*TEXT PROVIDED*
= = = = =
55 of 61 people found the following review helpful
3.0 out of 5 stars Really Good Concept; Sub-Par Execution, January 16, 2011
This review is from: The Weight of Blood (The Half-Orcs Book 1) (Kindle Edition)
The Weight of Blood is the first book in David Dalglish's Half-Orcs series which, to the best of my knowledge, is intended to be a five-part series. I picked up the Weight of Blood as part of an omnibus set that included the first three books in Dalglish's series. The series follows the travails of two half-orc brothers, Harruq and Qurrah, as they are caught up in a dark wizard's plot to start a war between the humans and the elves of the land. As opposed to typical fantasy literature, however, the protagonists are not, at least so far, the good guys. Rather, they assist the dark wizard in bloodshed, war, and chaos. In fact, this is a brutal novel, rife with visceral slaughter and carnage. If you are uncomfortable with gore and violence, don't read this book.
= = = = =
*ENTRIES PROVIDED*
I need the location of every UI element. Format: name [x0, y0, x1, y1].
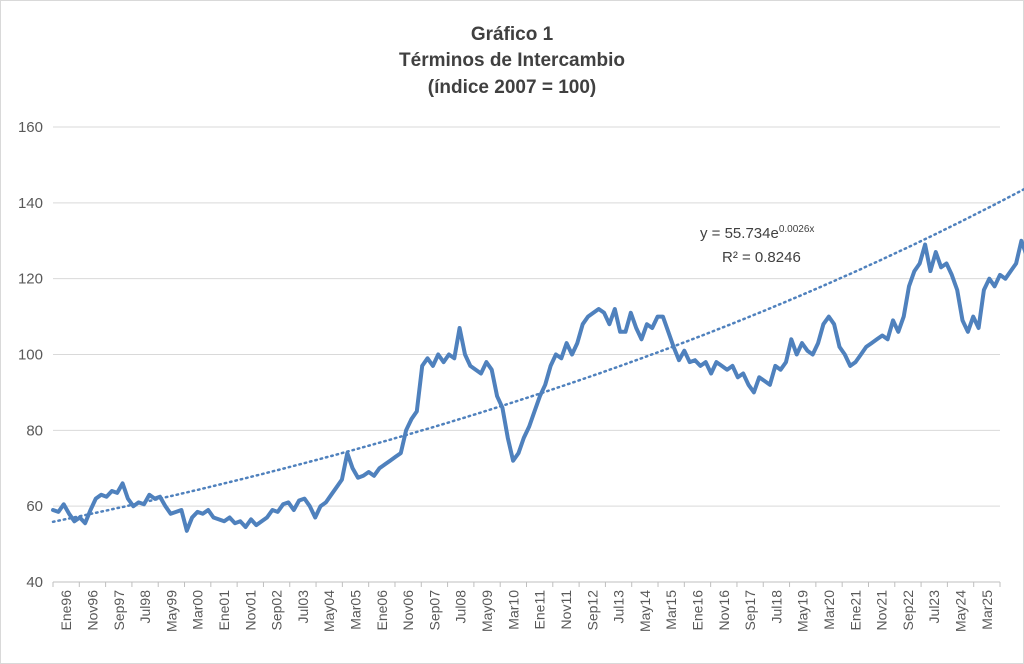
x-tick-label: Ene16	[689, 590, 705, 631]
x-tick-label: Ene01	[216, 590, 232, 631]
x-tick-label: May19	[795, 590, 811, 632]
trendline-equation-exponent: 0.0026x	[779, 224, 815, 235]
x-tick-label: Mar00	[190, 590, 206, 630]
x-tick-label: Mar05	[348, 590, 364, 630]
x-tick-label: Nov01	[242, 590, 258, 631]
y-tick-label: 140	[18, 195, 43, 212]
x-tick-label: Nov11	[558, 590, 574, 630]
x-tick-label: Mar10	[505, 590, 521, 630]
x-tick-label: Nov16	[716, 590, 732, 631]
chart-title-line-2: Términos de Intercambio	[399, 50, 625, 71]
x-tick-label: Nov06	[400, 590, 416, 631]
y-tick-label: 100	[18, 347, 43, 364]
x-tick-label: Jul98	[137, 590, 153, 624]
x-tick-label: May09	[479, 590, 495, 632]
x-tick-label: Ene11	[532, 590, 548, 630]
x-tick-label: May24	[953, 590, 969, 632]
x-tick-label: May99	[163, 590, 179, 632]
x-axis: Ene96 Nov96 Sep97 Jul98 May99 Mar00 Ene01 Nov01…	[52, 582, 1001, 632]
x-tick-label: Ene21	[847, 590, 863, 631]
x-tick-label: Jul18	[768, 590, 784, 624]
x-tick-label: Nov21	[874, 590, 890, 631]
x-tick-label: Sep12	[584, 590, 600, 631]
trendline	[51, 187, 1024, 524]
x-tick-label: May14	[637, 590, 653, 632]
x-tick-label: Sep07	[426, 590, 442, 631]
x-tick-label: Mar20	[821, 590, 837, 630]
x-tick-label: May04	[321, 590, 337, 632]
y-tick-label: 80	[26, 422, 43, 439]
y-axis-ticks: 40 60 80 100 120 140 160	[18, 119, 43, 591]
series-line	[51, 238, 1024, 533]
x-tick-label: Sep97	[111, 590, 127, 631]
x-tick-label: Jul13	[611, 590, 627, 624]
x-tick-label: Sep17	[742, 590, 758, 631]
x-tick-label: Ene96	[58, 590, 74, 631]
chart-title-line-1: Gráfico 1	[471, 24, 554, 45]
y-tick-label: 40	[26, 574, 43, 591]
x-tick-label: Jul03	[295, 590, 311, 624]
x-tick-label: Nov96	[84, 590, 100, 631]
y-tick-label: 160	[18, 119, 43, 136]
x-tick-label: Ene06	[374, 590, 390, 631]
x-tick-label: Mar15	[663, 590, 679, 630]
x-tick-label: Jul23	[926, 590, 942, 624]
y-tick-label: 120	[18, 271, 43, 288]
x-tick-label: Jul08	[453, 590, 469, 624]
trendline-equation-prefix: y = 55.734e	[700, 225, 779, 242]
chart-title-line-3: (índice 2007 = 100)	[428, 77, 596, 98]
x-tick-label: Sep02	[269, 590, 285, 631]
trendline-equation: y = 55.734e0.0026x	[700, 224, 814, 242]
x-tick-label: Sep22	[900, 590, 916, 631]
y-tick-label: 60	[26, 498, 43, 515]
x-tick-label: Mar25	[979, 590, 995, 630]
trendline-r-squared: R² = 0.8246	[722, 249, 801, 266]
= = = = =
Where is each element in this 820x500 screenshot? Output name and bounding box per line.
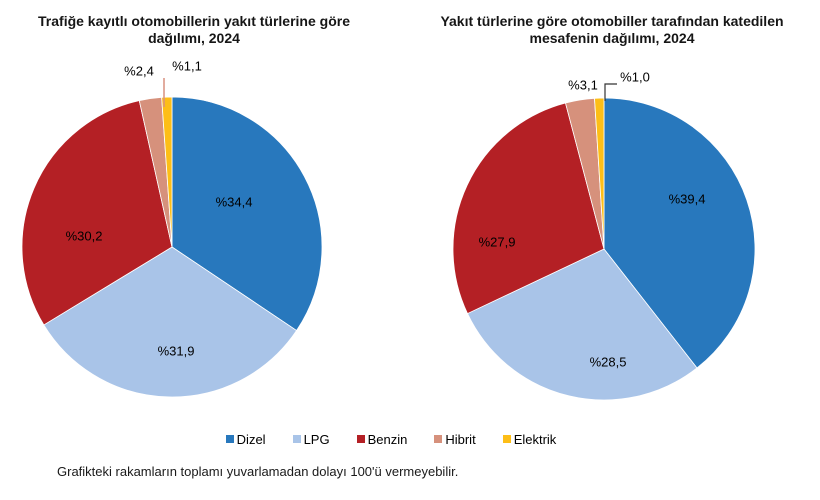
= = = = =
*EXERCISE OBJECTIVE*
Reproduce the review of The Weight of Blood word for word, from its first line to its last.

*EXPECTED ANSWER*
55 of 61 people found the following review helpful
3.0 out of 5 stars Really Good Concept; Sub-Par Execution, January 16, 2011
This review is from: The Weight of Blood (The Half-Orcs Book 1) (Kindle Edition)
The Weight of Blood is the first book in David Dalglish's Half-Orcs series which, to the best of my knowledge, is intended to be a five-part series. I picked up the Weight of Blood as part of an omnibus set that included the first three books in Dalglish's series. The series follows the travails of two half-orc brothers, Harruq and Qurrah, as they are caught up in a dark wizard's plot to start a war between the humans and the elves of the land. As opposed to typical fantasy literature, however, the protagonists are not, at least so far, the good guys. Rather, they assist the dark wizard in bloodshed, war, and chaos. In fact, this is a brutal novel, rife with visceral slaughter and carnage. If you are uncomfortable with gore and violence, don't read this book.